— START —
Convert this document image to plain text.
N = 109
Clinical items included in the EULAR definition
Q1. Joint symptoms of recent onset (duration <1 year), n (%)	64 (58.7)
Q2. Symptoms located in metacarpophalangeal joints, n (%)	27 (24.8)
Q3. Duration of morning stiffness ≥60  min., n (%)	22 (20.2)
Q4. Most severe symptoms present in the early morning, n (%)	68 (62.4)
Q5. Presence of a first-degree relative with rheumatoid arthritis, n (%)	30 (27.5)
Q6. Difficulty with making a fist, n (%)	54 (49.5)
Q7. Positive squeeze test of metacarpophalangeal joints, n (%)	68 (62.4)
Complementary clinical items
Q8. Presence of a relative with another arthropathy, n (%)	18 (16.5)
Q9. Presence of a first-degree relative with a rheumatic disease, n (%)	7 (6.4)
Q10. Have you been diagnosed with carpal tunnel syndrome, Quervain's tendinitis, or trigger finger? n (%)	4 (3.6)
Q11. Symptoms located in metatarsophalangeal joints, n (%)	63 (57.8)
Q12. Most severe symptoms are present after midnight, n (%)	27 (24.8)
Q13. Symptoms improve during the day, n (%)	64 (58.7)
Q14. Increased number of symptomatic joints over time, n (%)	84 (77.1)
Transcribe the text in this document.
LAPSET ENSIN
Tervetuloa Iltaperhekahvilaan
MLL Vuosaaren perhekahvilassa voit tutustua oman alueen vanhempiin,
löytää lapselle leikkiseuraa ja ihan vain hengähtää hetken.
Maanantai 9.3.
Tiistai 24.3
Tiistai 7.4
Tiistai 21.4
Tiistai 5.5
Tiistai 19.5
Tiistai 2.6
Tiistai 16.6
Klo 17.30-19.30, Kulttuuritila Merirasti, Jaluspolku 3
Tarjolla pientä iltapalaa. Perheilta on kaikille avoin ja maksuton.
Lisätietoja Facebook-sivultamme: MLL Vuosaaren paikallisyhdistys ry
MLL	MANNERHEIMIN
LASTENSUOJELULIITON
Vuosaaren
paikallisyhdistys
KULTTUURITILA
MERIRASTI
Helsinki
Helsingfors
— END —
- Exercise requirements
Your task is to extract all of the records exactly.

- The response
Convert this document image to plain text.
N = 109
Clinical items included in the EULAR definition
Q1. Joint symptoms of recent onset (duration <1 year), n (%)	64 (58.7)
Q2. Symptoms located in metacarpophalangeal joints, n (%)	27 (24.8)
Q3. Duration of morning stiffness ≥60  min., n (%)	22 (20.2)
Q4. Most severe symptoms present in the early morning, n (%)	68 (62.4)
Q5. Presence of a first-degree relative with rheumatoid arthritis, n (%)	30 (27.5)
Q6. Difficulty with making a fist, n (%)	54 (49.5)
Q7. Positive squeeze test of metacarpophalangeal joints, n (%)	68 (62.4)
Complementary clinical items
Q8. Presence of a relative with another arthropathy, n (%)	18 (16.5)
Q9. Presence of a first-degree relative with a rheumatic disease, n (%)	7 (6.4)
Q10. Have you been diagnosed with carpal tunnel syndrome, Quervain's tendinitis, or trigger finger? n (%)	4 (3.6)
Q11. Symptoms located in metatarsophalangeal joints, n (%)	63 (57.8)
Q12. Most severe symptoms are present after midnight, n (%)	27 (24.8)
Q13. Symptoms improve during the day, n (%)	64 (58.7)
Q14. Increased number of symptomatic joints over time, n (%)	84 (77.1)
Transcribe the text in this document.
LAPSET ENSIN
Tervetuloa Iltaperhekahvilaan
MLL Vuosaaren perhekahvilassa voit tutustua oman alueen vanhempiin,
löytää lapselle leikkiseuraa ja ihan vain hengähtää hetken.
Maanantai 9.3.
Tiistai 24.3
Tiistai 7.4
Tiistai 21.4
Tiistai 5.5
Tiistai 19.5
Tiistai 2.6
Tiistai 16.6
Klo 17.30-19.30, Kulttuuritila Merirasti, Jaluspolku 3
Tarjolla pientä iltapalaa. Perheilta on kaikille avoin ja maksuton.
Lisätietoja Facebook-sivultamme: MLL Vuosaaren paikallisyhdistys ry
MLL	MANNERHEIMIN
LASTENSUOJELULIITON
Vuosaaren
paikallisyhdistys
KULTTUURITILA
MERIRASTI
Helsinki
Helsingfors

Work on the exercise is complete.